● **TASK BRIEF**
Can you copy out, character for character, everything in the listing below from the line containing "- y-axis-title: Error: [0, 372, 28, 430]" down to the line containing "- data-point: [704, 140, 716, 152]", including both of those lines?

● **THE RECORDS**
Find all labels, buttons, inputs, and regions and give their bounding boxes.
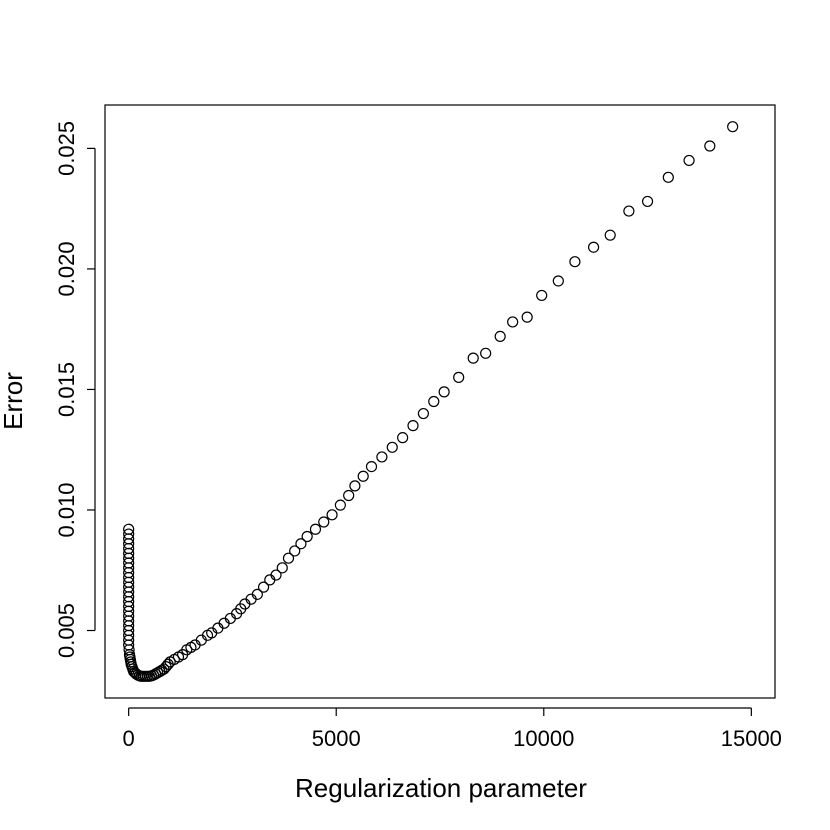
- y-axis-title: Error: [0, 372, 28, 430]
- x-axis: 0 5000 10000 15000: [123, 707, 782, 751]
- data-point: [326, 509, 338, 521]
- x-tick-label: 10000: [513, 726, 574, 751]
- data-point: [604, 229, 616, 241]
- data-point: [727, 121, 739, 133]
- data-point: [662, 171, 674, 183]
- data-point: [349, 480, 361, 492]
- data-point: [301, 530, 313, 543]
- data-point: [289, 545, 301, 557]
- data-point: [536, 289, 548, 302]
- data-point: [587, 241, 600, 253]
- data-points: [123, 121, 739, 682]
- data-point: [704, 140, 716, 152]
- data-point: [156, 664, 168, 676]
- data-point: [318, 516, 330, 528]
- data-point: [417, 407, 429, 420]
- data-point: [641, 195, 654, 208]
- x-tick-label: 15000: [721, 726, 782, 751]
- data-point: [276, 562, 288, 574]
- data-point: [552, 275, 564, 287]
- data-point: [365, 460, 378, 473]
- y-tick-label: 0.020: [54, 241, 79, 296]
- data-point: [343, 489, 355, 502]
- y-tick-label: 0.010: [54, 482, 79, 537]
- data-point: [386, 441, 398, 453]
- data-point: [521, 311, 533, 323]
- data-point: [309, 523, 322, 535]
- data-point: [257, 581, 270, 593]
- y-tick-label: 0.015: [54, 362, 79, 417]
- data-point: [334, 499, 346, 511]
- y-tick-label: 0.005: [54, 603, 79, 658]
- data-point: [282, 552, 295, 564]
- data-point: [251, 588, 263, 600]
- data-point: [453, 371, 465, 383]
- x-axis-title: Regularization parameter: [295, 773, 587, 803]
- data-point: [467, 352, 479, 364]
- data-point: [623, 205, 635, 217]
- data-point: [428, 395, 440, 408]
- x-tick-label: 0: [123, 726, 135, 751]
- data-point: [357, 470, 369, 482]
- data-point: [507, 316, 519, 328]
- x-tick-label: 5000: [312, 726, 361, 751]
- data-point: [295, 538, 307, 550]
- data-point: [376, 451, 388, 463]
- data-point: [683, 154, 695, 167]
- data-point: [569, 256, 581, 268]
- y-tick-label: 0.025: [54, 121, 79, 176]
- y-axis: 0.005 0.010 0.015 0.020 0.025: [54, 121, 96, 658]
- data-point: [494, 330, 506, 343]
- plot-frame: [104, 104, 776, 699]
- data-point: [407, 420, 419, 432]
- data-point: [397, 432, 409, 444]
- data-point: [438, 386, 450, 398]
- data-point: [480, 347, 492, 359]
- data-point: [270, 569, 282, 581]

● **SOLUTION TO THIS PROBLEM**
- y-axis-title: Error: [0, 372, 28, 430]
- x-axis: 0 5000 10000 15000: [123, 707, 782, 751]
- data-point: [326, 509, 338, 521]
- x-tick-label: 10000: [513, 726, 574, 751]
- data-point: [604, 229, 616, 241]
- data-point: [727, 121, 739, 133]
- data-point: [662, 171, 674, 183]
- data-point: [349, 480, 361, 492]
- data-point: [301, 530, 313, 543]
- data-point: [289, 545, 301, 557]
- data-point: [536, 289, 548, 302]
- data-point: [587, 241, 600, 253]
- data-points: [123, 121, 739, 682]
- data-point: [704, 140, 716, 152]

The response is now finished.